> Do this:
Single out the lines of the material that contain "characters" and copy them.

Recorded data:

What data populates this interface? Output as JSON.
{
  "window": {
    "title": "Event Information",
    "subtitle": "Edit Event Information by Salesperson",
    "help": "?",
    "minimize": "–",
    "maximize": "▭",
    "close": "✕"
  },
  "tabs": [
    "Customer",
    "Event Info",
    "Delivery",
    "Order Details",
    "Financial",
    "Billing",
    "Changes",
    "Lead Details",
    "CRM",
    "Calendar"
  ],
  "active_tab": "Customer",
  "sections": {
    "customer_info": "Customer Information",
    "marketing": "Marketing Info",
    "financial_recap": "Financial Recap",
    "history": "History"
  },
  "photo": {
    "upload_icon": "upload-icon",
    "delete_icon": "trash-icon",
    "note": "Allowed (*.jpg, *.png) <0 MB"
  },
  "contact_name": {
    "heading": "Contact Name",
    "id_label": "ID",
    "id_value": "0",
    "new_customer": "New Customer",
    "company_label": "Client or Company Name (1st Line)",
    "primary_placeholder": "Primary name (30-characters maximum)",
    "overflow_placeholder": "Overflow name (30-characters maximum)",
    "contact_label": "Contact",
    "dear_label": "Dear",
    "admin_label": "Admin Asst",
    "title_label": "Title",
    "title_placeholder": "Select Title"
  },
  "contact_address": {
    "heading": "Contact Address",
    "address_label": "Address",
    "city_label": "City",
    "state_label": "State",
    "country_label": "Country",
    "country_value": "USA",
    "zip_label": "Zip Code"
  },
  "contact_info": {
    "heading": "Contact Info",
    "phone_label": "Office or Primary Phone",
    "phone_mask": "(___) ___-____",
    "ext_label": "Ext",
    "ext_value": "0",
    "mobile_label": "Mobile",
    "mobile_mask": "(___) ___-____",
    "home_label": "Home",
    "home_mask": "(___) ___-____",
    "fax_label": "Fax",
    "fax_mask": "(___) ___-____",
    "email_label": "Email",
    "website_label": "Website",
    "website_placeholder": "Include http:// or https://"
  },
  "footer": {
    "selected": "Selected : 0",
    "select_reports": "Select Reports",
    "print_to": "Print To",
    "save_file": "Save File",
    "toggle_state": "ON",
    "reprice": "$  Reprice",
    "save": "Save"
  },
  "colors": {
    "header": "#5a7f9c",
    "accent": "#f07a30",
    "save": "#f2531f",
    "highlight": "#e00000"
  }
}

> Output:
    "primary_placeholder": "Primary name (30-characters maximum)",
    "overflow_placeholder": "Overflow name (30-characters maximum)",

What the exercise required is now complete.